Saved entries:
----
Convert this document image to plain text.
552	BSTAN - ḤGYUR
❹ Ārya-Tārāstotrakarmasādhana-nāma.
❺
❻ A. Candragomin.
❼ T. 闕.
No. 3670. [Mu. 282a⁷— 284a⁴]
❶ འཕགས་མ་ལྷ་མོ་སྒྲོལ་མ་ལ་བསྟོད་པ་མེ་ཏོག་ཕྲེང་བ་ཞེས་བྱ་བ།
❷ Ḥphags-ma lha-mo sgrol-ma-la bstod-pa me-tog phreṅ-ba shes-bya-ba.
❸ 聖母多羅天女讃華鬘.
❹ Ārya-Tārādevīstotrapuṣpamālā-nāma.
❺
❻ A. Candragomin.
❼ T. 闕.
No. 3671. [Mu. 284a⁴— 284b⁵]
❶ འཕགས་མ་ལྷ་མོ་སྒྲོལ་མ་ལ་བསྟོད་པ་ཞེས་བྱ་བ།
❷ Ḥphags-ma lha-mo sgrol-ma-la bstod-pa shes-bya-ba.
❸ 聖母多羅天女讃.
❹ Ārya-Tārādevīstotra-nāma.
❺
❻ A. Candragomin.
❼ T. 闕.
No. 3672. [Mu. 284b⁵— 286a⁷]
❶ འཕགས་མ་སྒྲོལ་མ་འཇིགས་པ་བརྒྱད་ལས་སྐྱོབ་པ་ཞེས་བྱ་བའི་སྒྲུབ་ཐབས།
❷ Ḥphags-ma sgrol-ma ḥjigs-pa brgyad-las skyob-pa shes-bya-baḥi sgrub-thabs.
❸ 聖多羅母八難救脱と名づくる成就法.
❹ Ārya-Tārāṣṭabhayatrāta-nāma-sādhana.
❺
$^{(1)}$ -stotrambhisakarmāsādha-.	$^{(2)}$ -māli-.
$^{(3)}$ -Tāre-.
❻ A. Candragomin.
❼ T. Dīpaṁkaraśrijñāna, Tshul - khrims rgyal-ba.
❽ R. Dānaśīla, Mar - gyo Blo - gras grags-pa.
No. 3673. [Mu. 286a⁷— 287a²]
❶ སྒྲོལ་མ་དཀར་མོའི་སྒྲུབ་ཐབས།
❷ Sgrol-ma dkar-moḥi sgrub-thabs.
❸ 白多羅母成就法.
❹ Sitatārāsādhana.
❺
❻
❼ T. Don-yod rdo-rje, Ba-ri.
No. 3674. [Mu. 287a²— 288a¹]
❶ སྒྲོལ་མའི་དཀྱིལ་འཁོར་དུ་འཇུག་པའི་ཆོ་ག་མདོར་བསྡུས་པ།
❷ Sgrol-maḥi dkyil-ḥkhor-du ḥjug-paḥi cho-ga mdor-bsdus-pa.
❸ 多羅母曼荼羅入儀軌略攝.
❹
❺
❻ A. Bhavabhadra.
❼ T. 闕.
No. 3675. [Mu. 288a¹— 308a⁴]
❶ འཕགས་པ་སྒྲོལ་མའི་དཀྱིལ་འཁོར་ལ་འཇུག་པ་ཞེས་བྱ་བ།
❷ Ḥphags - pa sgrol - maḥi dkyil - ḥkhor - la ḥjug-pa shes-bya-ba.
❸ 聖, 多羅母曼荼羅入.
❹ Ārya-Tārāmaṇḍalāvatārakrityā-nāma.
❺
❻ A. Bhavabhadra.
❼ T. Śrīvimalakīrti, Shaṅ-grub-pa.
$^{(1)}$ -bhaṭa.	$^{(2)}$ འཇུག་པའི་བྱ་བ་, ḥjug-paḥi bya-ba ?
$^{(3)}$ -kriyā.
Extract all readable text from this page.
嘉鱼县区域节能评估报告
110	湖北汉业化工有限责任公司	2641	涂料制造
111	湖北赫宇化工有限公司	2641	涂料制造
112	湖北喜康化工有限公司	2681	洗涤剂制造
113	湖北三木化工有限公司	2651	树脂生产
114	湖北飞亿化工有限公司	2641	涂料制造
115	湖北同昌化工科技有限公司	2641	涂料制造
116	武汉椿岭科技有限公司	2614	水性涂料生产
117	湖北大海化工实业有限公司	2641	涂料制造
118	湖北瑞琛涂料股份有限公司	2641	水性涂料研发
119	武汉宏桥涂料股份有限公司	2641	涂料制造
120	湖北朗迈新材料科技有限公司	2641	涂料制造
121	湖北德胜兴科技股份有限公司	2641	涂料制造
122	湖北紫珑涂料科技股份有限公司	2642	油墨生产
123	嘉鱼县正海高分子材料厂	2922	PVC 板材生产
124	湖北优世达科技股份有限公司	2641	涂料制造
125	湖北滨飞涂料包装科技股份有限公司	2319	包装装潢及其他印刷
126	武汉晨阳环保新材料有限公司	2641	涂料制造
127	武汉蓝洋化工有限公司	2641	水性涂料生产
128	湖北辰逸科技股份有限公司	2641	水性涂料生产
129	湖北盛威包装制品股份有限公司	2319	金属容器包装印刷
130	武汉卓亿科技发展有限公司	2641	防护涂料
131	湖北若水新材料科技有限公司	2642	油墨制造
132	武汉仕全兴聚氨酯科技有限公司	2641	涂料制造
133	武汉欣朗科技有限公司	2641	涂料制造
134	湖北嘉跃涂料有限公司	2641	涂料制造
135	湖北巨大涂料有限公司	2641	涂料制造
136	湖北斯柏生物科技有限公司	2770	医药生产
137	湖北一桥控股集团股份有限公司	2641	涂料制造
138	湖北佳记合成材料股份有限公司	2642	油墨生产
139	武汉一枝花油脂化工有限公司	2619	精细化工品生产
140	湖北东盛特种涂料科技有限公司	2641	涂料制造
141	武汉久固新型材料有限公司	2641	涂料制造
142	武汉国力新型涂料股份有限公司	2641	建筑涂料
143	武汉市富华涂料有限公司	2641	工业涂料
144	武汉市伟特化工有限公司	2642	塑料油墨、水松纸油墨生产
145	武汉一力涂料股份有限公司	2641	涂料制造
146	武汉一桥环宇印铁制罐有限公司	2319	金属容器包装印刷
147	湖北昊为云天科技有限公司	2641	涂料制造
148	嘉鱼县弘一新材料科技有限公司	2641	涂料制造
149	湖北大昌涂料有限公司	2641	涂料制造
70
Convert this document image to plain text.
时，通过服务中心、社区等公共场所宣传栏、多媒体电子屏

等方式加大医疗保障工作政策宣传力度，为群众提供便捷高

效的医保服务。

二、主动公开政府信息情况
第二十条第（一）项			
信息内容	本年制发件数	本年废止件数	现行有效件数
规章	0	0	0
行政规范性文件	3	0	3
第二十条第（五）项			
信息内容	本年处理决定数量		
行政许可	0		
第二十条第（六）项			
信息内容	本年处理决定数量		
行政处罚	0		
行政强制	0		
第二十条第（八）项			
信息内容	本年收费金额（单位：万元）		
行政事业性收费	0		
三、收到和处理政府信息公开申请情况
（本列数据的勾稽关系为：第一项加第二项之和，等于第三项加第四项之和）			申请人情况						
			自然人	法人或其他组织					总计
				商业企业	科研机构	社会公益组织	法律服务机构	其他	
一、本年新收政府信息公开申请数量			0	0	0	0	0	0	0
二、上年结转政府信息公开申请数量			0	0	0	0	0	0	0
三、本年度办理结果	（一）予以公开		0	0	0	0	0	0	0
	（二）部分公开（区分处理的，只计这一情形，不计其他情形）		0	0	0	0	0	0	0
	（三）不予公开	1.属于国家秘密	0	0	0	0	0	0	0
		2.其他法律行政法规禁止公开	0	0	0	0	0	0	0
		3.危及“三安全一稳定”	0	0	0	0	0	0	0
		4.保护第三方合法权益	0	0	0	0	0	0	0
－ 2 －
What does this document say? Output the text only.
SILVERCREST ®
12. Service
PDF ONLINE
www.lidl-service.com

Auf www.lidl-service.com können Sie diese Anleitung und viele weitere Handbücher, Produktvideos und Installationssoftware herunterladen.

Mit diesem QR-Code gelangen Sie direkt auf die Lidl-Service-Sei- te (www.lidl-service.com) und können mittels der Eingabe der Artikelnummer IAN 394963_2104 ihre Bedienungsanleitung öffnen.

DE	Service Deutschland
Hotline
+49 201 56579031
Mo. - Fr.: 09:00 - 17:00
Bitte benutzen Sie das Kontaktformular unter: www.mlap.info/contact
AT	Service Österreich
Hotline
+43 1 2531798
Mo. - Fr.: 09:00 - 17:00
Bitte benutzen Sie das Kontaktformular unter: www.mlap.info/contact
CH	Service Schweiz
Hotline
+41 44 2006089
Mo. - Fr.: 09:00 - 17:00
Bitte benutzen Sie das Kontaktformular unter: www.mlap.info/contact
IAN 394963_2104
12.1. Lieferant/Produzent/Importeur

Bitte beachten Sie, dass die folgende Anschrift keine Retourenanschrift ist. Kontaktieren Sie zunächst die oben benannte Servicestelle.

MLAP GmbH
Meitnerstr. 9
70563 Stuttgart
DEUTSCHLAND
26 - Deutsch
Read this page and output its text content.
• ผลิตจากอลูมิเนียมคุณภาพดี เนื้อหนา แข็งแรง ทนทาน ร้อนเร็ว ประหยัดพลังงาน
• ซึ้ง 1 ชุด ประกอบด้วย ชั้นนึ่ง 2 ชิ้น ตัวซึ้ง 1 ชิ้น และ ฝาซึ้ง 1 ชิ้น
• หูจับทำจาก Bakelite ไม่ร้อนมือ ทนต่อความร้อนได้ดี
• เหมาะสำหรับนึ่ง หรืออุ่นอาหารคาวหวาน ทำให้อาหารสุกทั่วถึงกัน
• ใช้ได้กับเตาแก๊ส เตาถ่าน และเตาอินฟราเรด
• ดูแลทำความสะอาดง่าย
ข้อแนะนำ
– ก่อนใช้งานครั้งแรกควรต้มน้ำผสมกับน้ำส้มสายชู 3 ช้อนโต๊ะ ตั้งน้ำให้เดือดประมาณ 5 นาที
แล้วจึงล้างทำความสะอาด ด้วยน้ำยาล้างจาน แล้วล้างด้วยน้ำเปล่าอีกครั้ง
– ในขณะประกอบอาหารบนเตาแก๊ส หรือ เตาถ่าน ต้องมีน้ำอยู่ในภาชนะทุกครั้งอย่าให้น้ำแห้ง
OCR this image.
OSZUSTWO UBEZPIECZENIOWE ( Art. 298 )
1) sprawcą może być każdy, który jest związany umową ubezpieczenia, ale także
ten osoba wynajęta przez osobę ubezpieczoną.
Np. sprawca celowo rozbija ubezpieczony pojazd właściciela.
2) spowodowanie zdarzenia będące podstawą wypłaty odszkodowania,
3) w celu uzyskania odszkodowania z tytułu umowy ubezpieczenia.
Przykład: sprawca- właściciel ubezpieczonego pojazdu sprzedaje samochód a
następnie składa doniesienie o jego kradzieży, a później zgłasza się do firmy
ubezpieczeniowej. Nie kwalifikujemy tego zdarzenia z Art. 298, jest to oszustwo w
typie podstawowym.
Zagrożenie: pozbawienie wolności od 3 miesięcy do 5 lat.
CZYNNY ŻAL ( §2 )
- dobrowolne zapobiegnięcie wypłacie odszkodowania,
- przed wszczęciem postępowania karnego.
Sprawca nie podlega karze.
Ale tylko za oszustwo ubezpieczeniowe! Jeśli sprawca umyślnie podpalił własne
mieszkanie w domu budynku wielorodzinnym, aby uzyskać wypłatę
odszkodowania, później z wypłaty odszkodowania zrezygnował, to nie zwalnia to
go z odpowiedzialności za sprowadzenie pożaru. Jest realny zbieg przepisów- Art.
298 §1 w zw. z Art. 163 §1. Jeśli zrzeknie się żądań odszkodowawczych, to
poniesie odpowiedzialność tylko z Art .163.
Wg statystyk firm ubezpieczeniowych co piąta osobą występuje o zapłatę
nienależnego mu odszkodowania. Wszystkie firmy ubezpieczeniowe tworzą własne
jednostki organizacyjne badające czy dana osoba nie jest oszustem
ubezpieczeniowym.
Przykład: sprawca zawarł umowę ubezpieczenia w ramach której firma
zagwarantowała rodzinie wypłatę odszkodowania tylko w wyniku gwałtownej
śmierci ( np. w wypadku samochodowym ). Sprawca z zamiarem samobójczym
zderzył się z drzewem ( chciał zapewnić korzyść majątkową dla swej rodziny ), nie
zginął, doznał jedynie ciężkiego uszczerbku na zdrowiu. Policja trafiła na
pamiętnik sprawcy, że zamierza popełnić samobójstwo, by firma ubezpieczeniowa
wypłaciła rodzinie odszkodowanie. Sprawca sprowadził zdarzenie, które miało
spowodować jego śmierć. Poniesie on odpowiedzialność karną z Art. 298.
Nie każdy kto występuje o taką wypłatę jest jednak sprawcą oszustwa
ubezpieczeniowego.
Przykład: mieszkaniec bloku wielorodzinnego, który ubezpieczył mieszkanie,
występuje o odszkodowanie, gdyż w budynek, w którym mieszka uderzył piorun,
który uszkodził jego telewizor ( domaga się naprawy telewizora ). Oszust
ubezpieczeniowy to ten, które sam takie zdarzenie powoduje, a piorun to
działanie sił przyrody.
----
Look through the entries and return every line where "འཕགས" appears.

❶ འཕགས་མ་ལྷ་མོ་སྒྲོལ་མ་ལ་བསྟོད་པ་མེ་ཏོག་ཕྲེང་བ་ཞེས་བྱ་བ།
❶ འཕགས་མ་ལྷ་མོ་སྒྲོལ་མ་ལ་བསྟོད་པ་ཞེས་བྱ་བ།
❶ འཕགས་མ་སྒྲོལ་མ་འཇིགས་པ་བརྒྱད་ལས་སྐྱོབ་པ་ཞེས་བྱ་བའི་སྒྲུབ་ཐབས།
❶ འཕགས་པ་སྒྲོལ་མའི་དཀྱིལ་འཁོར་ལ་འཇུག་པ་ཞེས་བྱ་བ།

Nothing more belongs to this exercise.